[SELECTED EXCERPT]
========

# Is the Eldar Avatar a daemon?



## GhostDog (Apr 16, 2010)

Amongst my friends who play 40k I have one who is a Eldar player. My other friends and I like to tease him that the Avatar is really a daemon. In fact a Greater Daemon if you will.

All though it started as a joke if you look at the facts it might not be very far from the truth.
I'll list the facts as I see them below and then see where it goes from there.

*1.* a) According to Lexicanum an Avatar is _an incarnation of the Eldar War God, Kaela Mensha Khaine. During the Fall of the Eldar, Khaine fought with Slaanesh shortly after his birth, following the destruction of the Eldar gods. During the battle, Khaine's essence was dismantled and scattered across the many galaxy, landing in the hearts of the remaining Eldar Craftworlds. Wherever his essence landed, a wraith artifact was created, allowing future Eldar to be able to summon him when needed._

b) According to Lexicanum _a daemon is an entity of the warp, and servants of the Gods of Chaos. They are created at the whim of a Chaos god from a fraction of the god's own power and act as an extension of their will. A daemon's appearance and character reflect the god's own nature. These daemons may be reabsorbed into the god at whim._

So both Avatars and daemons are an essence or fraction of the respective god.

*2.* For both Avatar and daemon to inhabit real space they need to be summoned by inhabiting a living body. 

*3.* When the body of the Avatar or Daemon is destroyed the essence returns from where it came.

So to start, there are 3 facts for the argument of the Avatar as a daemon.
Bring on the arguments against it.

Also sorry if this has already been a thread on the forums. I did a quick search but couldn't see anything in the first few pages, and most of them seemed to come from the army list forums.

GhostDog


----------



## Tim/Steve (Jan 25, 2009)

yes, its a daemon... its a rival to all the classic daemons of the warp, but its still a daemon.


----------



## Bubblematrix (Jun 4, 2009)

I am not sure it is true any more (I am at work so don't have my codex) but certainly in the past rules wise the Avatar was in fact a daemon, I can tell you it made GK a bastard to play against.

Fluff wise I think it is also true that the Avatar fullfills all the requirements for a daemon, there is some debate as to how the Eldar gods exist and plenty of discussion on it, but considering the ritual of the young king etc the Avatar seems to be a daemon.

Hope this helps


----------



## ClassyRaptor (Apr 7, 2010)

========

[AVAILABLE DATA]
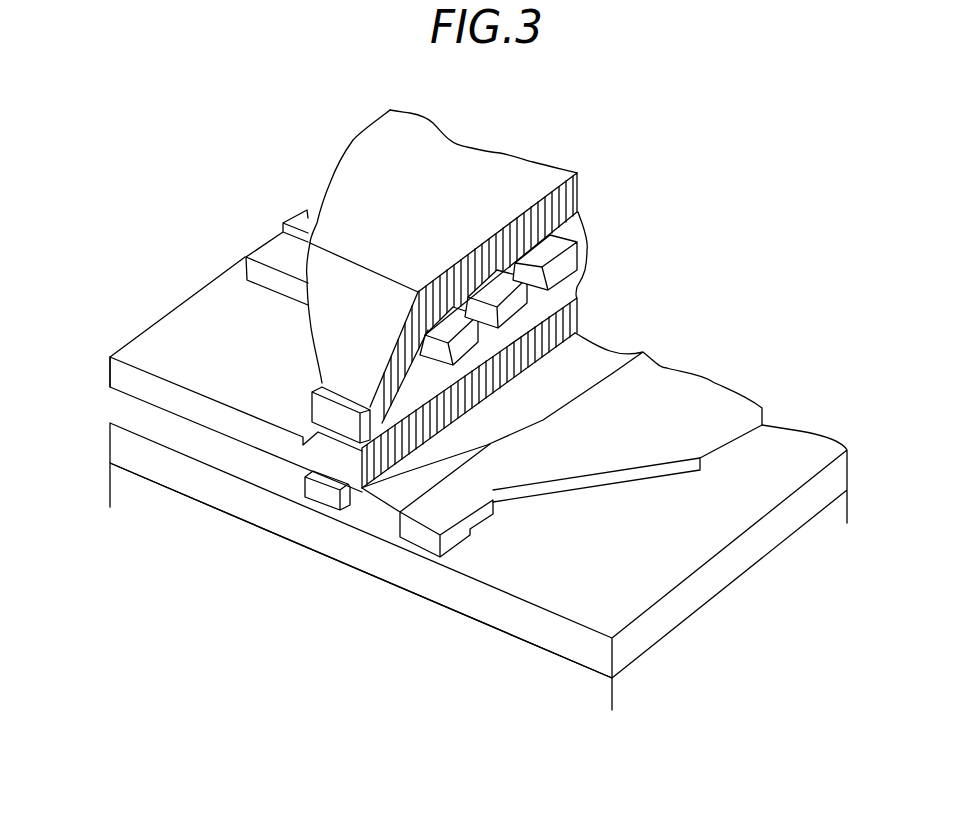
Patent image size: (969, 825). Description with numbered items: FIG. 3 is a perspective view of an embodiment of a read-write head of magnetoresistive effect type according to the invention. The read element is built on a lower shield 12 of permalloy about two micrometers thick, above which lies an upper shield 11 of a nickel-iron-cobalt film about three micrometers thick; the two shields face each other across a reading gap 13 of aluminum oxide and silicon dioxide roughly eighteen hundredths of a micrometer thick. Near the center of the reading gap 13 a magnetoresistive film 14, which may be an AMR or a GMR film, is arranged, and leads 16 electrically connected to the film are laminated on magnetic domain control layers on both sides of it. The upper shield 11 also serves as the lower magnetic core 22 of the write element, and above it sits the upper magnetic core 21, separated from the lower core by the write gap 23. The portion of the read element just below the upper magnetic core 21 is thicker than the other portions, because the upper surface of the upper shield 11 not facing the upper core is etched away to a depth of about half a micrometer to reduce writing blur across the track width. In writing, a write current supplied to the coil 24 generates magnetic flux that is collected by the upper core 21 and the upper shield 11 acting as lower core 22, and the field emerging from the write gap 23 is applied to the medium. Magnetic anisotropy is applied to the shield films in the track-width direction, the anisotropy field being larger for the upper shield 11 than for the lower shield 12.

========

[TASK A]
Render this sentence from the forum thread on the Eldar Avatar in Spanish: "So both Avatars and daemons are an essence or fraction of the respective god."
[TASK B]
Supply what comes next in the forum thread on the Eldar Avatar, beginning right after its final line.

[RIGHT ANSWER A]
Así que tanto los Avatares como los demonios son una esencia o fracción del dios respectivo.

[RIGHT ANSWER B]
The Spirit of the Avatar of War, Keala Mensha Khaine I think, takes the body of and Eldar Exarch in a ritual sort of thing.


----------



## Belthazor Aurellius (Jan 16, 2009)

Daemonic posession, but from a daemon that fights _for_ the Eldar, not against them, I think, is the idea. Not that it counts as canon, but they call the Avatar a daemon in Dawn of War 2


----------



## GrizBe (May 12, 2010)

The Avatar IS a Daemon, its classed as one for the purpose of rules. As said, the Avatar is a constuct brought to life by the sacrifice of an Exarch, and then possessed by a portion of the eldar god Khaine. Its a warp entity, just like Daemons.


----------



## KiLlaKhOrNe (Jul 8, 2010)

no there not. when slanesh defeated kain she didnt compleatly kill him his soul was seperated and scattered so he cant some back... but each part of his soul went into every avatar so the avatars hold the shards of khains existance and its proficised that when the final avatar dies khain will return to wreak vengence on slanesh


----------



## effigy22 (Jun 29, 2008)

Read the Daemon Hunter Codex on "Why daemonhunters would fight eldar"

The best line in the book being the last bullet point:

- The avatar is daemon and thus needs to be destroyed. (not exact wording as working from memory)


----------



## Baron Spikey (Mar 26, 2008)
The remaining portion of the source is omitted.